EXERCISE: Of the lines below, count those containing the word "JSON". Reply with the number alone.

>> begin INPUT RECORDS

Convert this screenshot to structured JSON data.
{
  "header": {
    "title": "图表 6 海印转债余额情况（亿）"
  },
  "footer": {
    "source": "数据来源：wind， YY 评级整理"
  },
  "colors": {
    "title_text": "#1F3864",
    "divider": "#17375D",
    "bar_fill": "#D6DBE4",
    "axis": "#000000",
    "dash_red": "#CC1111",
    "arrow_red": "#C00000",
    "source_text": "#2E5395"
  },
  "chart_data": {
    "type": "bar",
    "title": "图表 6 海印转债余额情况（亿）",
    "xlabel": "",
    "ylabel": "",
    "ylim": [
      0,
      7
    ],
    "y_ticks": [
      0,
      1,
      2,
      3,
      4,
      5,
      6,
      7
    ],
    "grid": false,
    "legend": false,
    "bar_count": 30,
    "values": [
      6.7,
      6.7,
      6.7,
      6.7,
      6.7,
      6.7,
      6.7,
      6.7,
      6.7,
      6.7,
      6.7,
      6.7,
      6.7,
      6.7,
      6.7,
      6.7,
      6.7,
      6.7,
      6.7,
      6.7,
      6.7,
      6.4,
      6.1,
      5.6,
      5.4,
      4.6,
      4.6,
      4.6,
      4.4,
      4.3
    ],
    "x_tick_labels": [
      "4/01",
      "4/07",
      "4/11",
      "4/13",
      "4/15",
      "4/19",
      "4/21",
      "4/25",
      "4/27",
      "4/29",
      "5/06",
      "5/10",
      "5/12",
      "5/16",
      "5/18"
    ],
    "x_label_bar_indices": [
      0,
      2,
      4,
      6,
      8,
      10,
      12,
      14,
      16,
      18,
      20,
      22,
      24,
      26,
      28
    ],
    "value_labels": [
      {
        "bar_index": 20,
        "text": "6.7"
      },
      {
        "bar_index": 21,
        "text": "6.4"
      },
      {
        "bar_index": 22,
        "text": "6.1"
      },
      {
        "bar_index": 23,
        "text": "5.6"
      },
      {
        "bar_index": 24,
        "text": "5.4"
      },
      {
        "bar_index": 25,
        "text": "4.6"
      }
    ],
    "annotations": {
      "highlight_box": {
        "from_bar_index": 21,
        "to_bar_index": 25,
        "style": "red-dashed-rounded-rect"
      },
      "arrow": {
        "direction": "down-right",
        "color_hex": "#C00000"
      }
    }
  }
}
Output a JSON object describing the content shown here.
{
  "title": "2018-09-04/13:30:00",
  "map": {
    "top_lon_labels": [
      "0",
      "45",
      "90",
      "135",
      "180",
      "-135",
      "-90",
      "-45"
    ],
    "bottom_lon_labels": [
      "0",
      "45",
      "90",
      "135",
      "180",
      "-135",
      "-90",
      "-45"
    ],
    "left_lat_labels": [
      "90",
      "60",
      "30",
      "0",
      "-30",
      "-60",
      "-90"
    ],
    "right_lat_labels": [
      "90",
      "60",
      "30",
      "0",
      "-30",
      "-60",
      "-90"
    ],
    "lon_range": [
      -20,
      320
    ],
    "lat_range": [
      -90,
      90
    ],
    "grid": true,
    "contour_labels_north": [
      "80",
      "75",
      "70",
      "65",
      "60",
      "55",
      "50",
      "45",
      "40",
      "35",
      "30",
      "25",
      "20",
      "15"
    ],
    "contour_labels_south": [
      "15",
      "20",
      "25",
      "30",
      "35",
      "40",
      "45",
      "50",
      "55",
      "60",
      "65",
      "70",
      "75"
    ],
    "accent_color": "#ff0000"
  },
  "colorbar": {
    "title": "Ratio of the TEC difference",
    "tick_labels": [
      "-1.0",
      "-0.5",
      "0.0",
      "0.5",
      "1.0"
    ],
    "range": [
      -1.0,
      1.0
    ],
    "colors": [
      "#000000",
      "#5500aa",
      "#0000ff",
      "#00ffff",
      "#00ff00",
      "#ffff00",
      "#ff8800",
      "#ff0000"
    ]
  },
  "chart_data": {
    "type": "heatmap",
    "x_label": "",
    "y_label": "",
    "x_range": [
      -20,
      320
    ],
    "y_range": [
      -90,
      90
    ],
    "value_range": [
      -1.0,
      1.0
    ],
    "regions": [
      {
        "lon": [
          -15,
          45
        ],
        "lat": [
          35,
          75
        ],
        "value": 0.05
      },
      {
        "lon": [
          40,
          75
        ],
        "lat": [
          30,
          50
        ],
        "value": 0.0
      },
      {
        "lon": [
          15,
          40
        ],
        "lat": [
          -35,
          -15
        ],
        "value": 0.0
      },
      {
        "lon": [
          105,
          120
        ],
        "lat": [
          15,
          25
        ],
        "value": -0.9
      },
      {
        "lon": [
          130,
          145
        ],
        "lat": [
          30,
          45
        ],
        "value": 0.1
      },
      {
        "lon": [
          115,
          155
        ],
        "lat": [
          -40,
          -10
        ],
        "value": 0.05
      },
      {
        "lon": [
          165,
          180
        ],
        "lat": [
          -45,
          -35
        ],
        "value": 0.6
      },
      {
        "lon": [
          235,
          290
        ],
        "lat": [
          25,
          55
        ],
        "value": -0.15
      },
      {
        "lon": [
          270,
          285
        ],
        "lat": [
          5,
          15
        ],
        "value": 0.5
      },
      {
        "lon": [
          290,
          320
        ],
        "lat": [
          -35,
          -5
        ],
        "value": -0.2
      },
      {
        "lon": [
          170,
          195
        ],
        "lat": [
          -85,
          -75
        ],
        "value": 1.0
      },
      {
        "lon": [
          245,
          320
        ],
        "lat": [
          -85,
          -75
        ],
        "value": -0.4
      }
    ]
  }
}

>> end INPUT RECORDS

SOLUTION BELOW: 2